● BRIEF: Track down the lines that contain "this" and copy them.
....................
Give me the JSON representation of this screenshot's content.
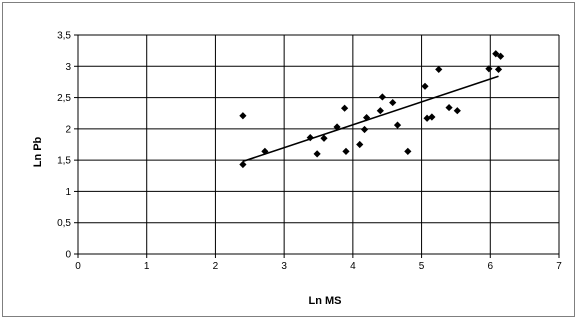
{
  "chart_data": {
    "type": "scatter",
    "title": "",
    "xlabel": "Ln MS",
    "ylabel": "Ln Pb",
    "xlim": [
      0,
      7
    ],
    "ylim": [
      0,
      3.5
    ],
    "x_ticks": [
      "0",
      "1",
      "2",
      "3",
      "4",
      "5",
      "6",
      "7"
    ],
    "y_ticks": [
      "0",
      "0,5",
      "1",
      "1,5",
      "2",
      "2,5",
      "3",
      "3,5"
    ],
    "grid": true,
    "legend": "none",
    "marker_color": "#000000",
    "series": [
      {
        "points": [
          [
            2.4,
            2.21
          ],
          [
            2.4,
            1.43
          ],
          [
            2.72,
            1.64
          ],
          [
            3.38,
            1.86
          ],
          [
            3.48,
            1.6
          ],
          [
            3.58,
            1.85
          ],
          [
            3.77,
            2.03
          ],
          [
            3.88,
            2.33
          ],
          [
            3.9,
            1.64
          ],
          [
            4.1,
            1.75
          ],
          [
            4.17,
            1.99
          ],
          [
            4.2,
            2.18
          ],
          [
            4.4,
            2.29
          ],
          [
            4.43,
            2.51
          ],
          [
            4.58,
            2.42
          ],
          [
            4.65,
            2.06
          ],
          [
            4.8,
            1.64
          ],
          [
            5.05,
            2.68
          ],
          [
            5.08,
            2.17
          ],
          [
            5.15,
            2.19
          ],
          [
            5.25,
            2.95
          ],
          [
            5.4,
            2.34
          ],
          [
            5.52,
            2.29
          ],
          [
            5.98,
            2.96
          ],
          [
            6.08,
            3.2
          ],
          [
            6.12,
            2.95
          ],
          [
            6.15,
            3.16
          ]
        ]
      }
    ],
    "trendline": {
      "x1": 2.4,
      "y1": 1.48,
      "x2": 6.12,
      "y2": 2.84
    }
  }
}
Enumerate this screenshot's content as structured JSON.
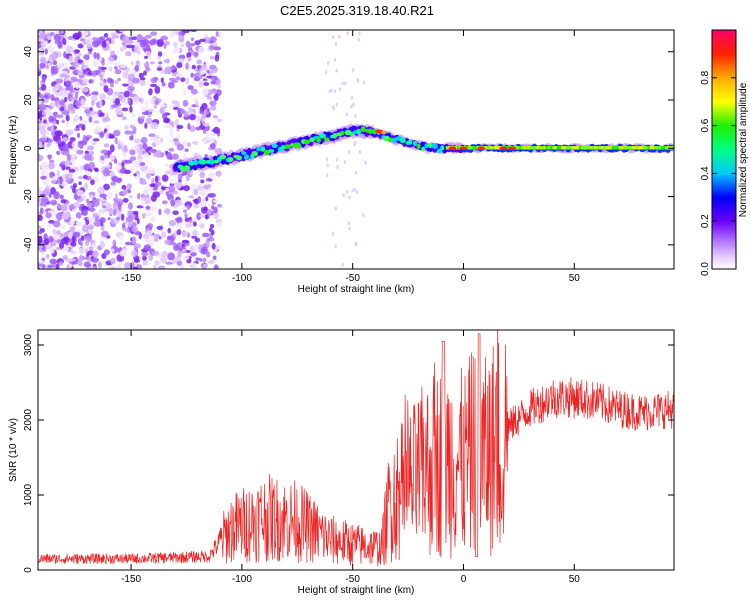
{
  "title": "C2E5.2025.319.18.40.R21",
  "colors": {
    "snr_line": "#ee2222",
    "axis": "#000000",
    "background": "#ffffff"
  },
  "chart_data": [
    {
      "type": "heatmap",
      "name": "spectrogram",
      "xlabel": "Height of straight line (km)",
      "ylabel": "Frequency (Hz)",
      "xlim": [
        -192,
        95
      ],
      "ylim": [
        -50,
        49
      ],
      "xticks": [
        -150,
        -100,
        -50,
        0,
        50
      ],
      "yticks": [
        -40,
        -20,
        0,
        20,
        40
      ],
      "colorbar": {
        "label": "Normalized spectral amplitude",
        "range": [
          0,
          1
        ],
        "ticks": [
          0.0,
          0.2,
          0.4,
          0.6,
          0.8
        ]
      },
      "features": [
        {
          "region": "noise",
          "x_range": [
            -192,
            -110
          ],
          "description": "scattered low-amplitude noise"
        },
        {
          "region": "trace",
          "points": [
            [
              -130,
              -8
            ],
            [
              -110,
              -5
            ],
            [
              -90,
              -1
            ],
            [
              -70,
              3
            ],
            [
              -50,
              7
            ],
            [
              -42,
              7
            ],
            [
              -35,
              5
            ],
            [
              -25,
              2
            ],
            [
              -15,
              0
            ],
            [
              0,
              0
            ],
            [
              20,
              0
            ],
            [
              50,
              0
            ],
            [
              95,
              0
            ]
          ],
          "peak_amplitude": 0.95
        }
      ]
    },
    {
      "type": "line",
      "name": "snr",
      "xlabel": "Height of straight line (km)",
      "ylabel": "SNR (10 * v/v)",
      "xlim": [
        -192,
        95
      ],
      "ylim": [
        0,
        3200
      ],
      "xticks": [
        -150,
        -100,
        -50,
        0,
        50
      ],
      "yticks": [
        0,
        1000,
        2000,
        3000
      ],
      "envelope": [
        {
          "x": -192,
          "y": 150
        },
        {
          "x": -150,
          "y": 150
        },
        {
          "x": -115,
          "y": 180
        },
        {
          "x": -105,
          "y": 550
        },
        {
          "x": -90,
          "y": 700
        },
        {
          "x": -75,
          "y": 650
        },
        {
          "x": -60,
          "y": 400
        },
        {
          "x": -45,
          "y": 320
        },
        {
          "x": -37,
          "y": 300
        },
        {
          "x": -33,
          "y": 950
        },
        {
          "x": -25,
          "y": 1100
        },
        {
          "x": -15,
          "y": 1400
        },
        {
          "x": -5,
          "y": 1500
        },
        {
          "x": 0,
          "y": 1400
        },
        {
          "x": 5,
          "y": 1600
        },
        {
          "x": 10,
          "y": 1500
        },
        {
          "x": 15,
          "y": 1700
        },
        {
          "x": 20,
          "y": 1900
        },
        {
          "x": 30,
          "y": 2150
        },
        {
          "x": 40,
          "y": 2300
        },
        {
          "x": 50,
          "y": 2300
        },
        {
          "x": 60,
          "y": 2250
        },
        {
          "x": 70,
          "y": 2150
        },
        {
          "x": 80,
          "y": 2100
        },
        {
          "x": 95,
          "y": 2150
        }
      ]
    }
  ]
}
....................
● WRITTEN SOLUTION:
Give me the JSON representation of this screenshot's content.
Enumerate this screenshot's content as structured JSON.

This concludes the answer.